§ **TEXTE**:
---*---
Intervention de Muguette Dini

Réunion du 16 décembre 2004 à 9h45
Reconnaissance de la nation en faveur des français rapatriés — Discussion d'un projet de loi

Photo de Muguette DiniMuguette Dini :

« La nation rend solennellement hommage aux combattants morts pour la France pendant la guerre d'Algérie et les combats du Maroc et de la Tunisie. Après le temps de la douleur, viennent celui de la réparation et de la reconnaissance, puis celui de l'apaisement et de la réconciliation. »

Monsieur le président, monsieur le ministre, mes chers collègues, ces phrases fortes témoignent d'un engagement profond et sincère dans la résolution des conséquences liées au rapatriement en France de communautés des territoires d'outre-mer. Mais elles font bien plus que la lier à la personne qui les a prononcées : elles engagent la France. Ainsi, M. le Premier ministre, Jean-Pierre Raffarin, dans sa déclaration du 5 décembre dernier - discours tenu lors de la Journée nationale d'hommage aux morts pour la France de la guerre d'Algérie et des combats du Maroc et de la Tunisie -, a-t-il tracé le chemin qui doit nous conduire vers la reconnaissance demandée, vers l'indemnisation attendue, vers la réconciliation espérée.
---*---
§ **LISTE DES CONSIGNES**:
• A. Pour chacune des affirmations suivantes, indiquez si elle est conforme au texte en répondant par oui ou par non et en citant les mots du texte qui permettent de trancher. (i) La réunion a eu lieu le 16 décembre 2004 à 9h45. (ii) Jean-Pierre Raffarin a fait sa déclaration le 5 décembre. (iii) Les phrases citées au début n'engagent que la personne qui les a prononcées.
• B. D'après le texte, à quelle occasion le Premier ministre a-t-il tenu son discours ?
• C. Recopiez le passage du texte compris entre « Monsieur le président, monsieur » et « la réconciliation espérée. », ces deux expressions incluses.
---*---
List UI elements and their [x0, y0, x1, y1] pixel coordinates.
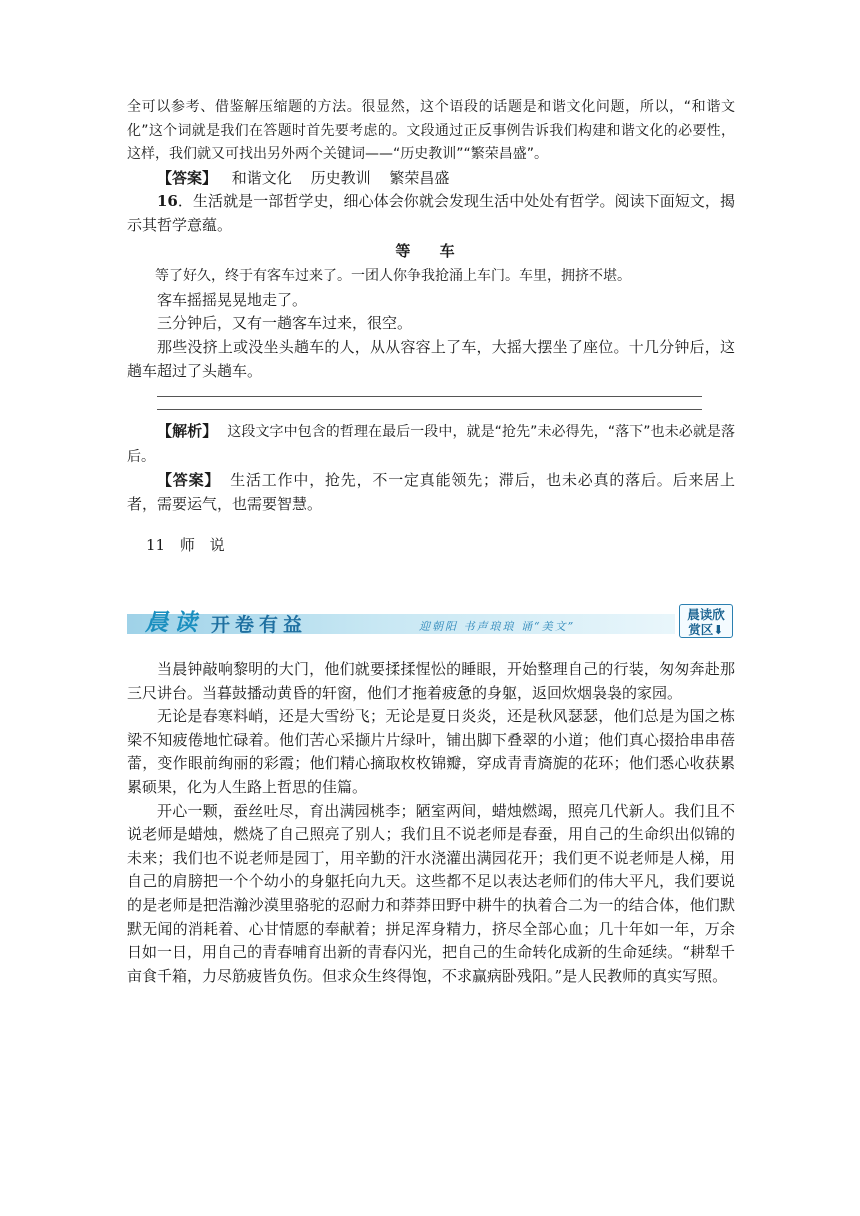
essay-body	[127, 658, 735, 988]
banner-logo: 晨读	[145, 609, 203, 636]
appreciation-zone-badge	[679, 604, 733, 638]
essay-paragraph: 当晨钟敲响黎明的大门，他们就要揉揉惺忪的睡眼，开始整理自己的行装，匆匆奔赴那三尺讲台。当暮鼓播动黄昏的轩窗，他们才拖着疲惫的身躯，返回炊烟袅袅的家园。	[127, 660, 735, 702]
story-paragraph: 客车摇摇晃晃地走了。	[157, 290, 308, 309]
arrow-down-icon: ⬇	[713, 622, 724, 637]
story-paragraph: 那些没挤上或没坐头趟车的人，从从容容上了车，大摇大摆坐了座位。十几分钟后，这趟车超过了头趟车。	[127, 337, 735, 380]
banner-band	[127, 614, 675, 634]
morning-reading-banner	[127, 602, 735, 640]
answer-paragraph-16	[127, 469, 735, 516]
analysis-tag: 【解析】	[157, 422, 218, 441]
answer-tag: 【答案】	[157, 168, 218, 187]
banner-slogan: 迎朝阳 书声琅琅 诵“美文”	[419, 620, 576, 633]
story-paragraph: 三分钟后，又有一趟客车过来，很空。	[157, 314, 413, 333]
badge-label: 赏区	[688, 622, 714, 637]
answer-blank-line	[157, 396, 702, 397]
story-paragraph: 等了好久，终于有客车过来了。一团人你争我抢涌上车门。车里，拥挤不堪。	[155, 268, 631, 285]
analysis-text: 这段文字中包含的哲理在最后一段中，就是“抢先”未必得先，“落下”也未必就是落后。	[127, 424, 735, 465]
question-number: 16	[157, 192, 178, 211]
explanation-paragraph: 全可以参考、借鉴解压缩题的方法。很显然，这个语段的话题是和谐文化问题，所以，“和谐文化”这个词就是我们在答题时首先要考虑的。文段通过正反事例告诉我们构建和谐文化的必要性，这样，我们就又可找出另外两个关键词——“历史教训”“繁荣昌盛”。	[127, 99, 735, 163]
answer-line-15	[127, 167, 735, 191]
question-16	[127, 190, 735, 237]
answer-keyword: 历史教训	[310, 168, 371, 187]
banner-heading: 开卷有益	[211, 614, 308, 636]
answer-text: 生活工作中，抢先，不一定真能领先；滞后，也未必真的落后。后来居上者，需要运气，也需要智慧。	[127, 471, 735, 513]
answer-blank-line	[157, 409, 702, 410]
answer-keyword: 繁荣昌盛	[389, 168, 450, 187]
essay-paragraph: 开心一颗，蚕丝吐尽，育出满园桃李；陋室两间，蜡烛燃竭，照亮几代新人。我们且不说老师是蜡烛，燃烧了自己照亮了别人；我们且不说老师是春蚕，用自己的生命织出似锦的未来；我们也不说老师是园丁，用辛勤的汗水浇灌出满园花开；我们更不说老师是人梯，用自己的肩膀把一个个幼小的身躯托向九天。这些都不足以表达老师们的伟大平凡，我们要说的是老师是把浩瀚沙漠里骆驼的忍耐力和莽莽田野中耕牛的执着合二为一的结合体，他们默默无闻的消耗着、心甘情愿的奉献着；拼足浑身精力，挤尽全部心血；几十年如一年，万余日如一日，用自己的青春哺育出新的青春闪光，把自己的生命转化成新的生命延续。“耕犁千亩食千箱，力尽筋疲皆负伤。但求众生终得饱，不求赢病卧残阳。”是人民教师的真实写照。	[127, 801, 735, 985]
section-title: 11 师 说	[146, 536, 225, 554]
badge-line-2	[680, 622, 732, 637]
analysis-paragraph	[127, 420, 735, 469]
answer-keyword: 和谐文化	[231, 168, 292, 187]
badge-line: 晨读欣	[687, 607, 725, 622]
answer-tag: 【答案】	[157, 471, 221, 490]
upper-content	[127, 96, 735, 517]
story-title: 等 车	[395, 241, 467, 260]
essay-paragraph: 无论是春寒料峭，还是大雪纷飞；无论是夏日炎炎，还是秋风瑟瑟，他们总是为国之栋梁不知疲倦地忙碌着。他们苦心采撷片片绿叶，铺出脚下叠翠的小道；他们真心掇拾串串蓓蕾，变作眼前绚丽的彩霞；他们精心摘取枚枚锦瓣，穿成青青旖旎的花环；他们悉心收获累累硕果，化为人生路上哲思的佳篇。	[127, 707, 735, 796]
question-prompt: ．生活就是一部哲学史，细心体会你就会发现生活中处处有哲学。阅读下面短文，揭示其哲学意蕴。	[127, 192, 735, 234]
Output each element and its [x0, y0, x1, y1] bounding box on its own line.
---*---
§ **RÉPONSES**:
• A.
(i) Oui : « Réunion du 16 décembre 2004 à 9h45 ».
(ii) Oui : « dans sa déclaration du 5 décembre dernier ».
(iii) Non : « elles font bien plus que la lier à la personne qui les a prononcées : elles engagent la France ».

• B. Lors de la Journée nationale d'hommage aux morts pour la France de la guerre d'Algérie et des combats du Maroc et de la Tunisie.

• C.
Monsieur le président, monsieur le ministre, mes chers collègues, ces phrases fortes témoignent d'un engagement profond et sincère dans la résolution des conséquences liées au rapatriement en France de communautés des territoires d'outre-mer. Mais elles font bien plus que la lier à la personne qui les a prononcées : elles engagent la France. Ainsi, M. le Premier ministre, Jean-Pierre Raffarin, dans sa déclaration du 5 décembre dernier - discours tenu lors de la Journée nationale d'hommage aux morts pour la France de la guerre d'Algérie et des combats du Maroc et de la Tunisie -, a-t-il tracé le chemin qui doit nous conduire vers la reconnaissance demandée, vers l'indemnisation attendue, vers la réconciliation espérée.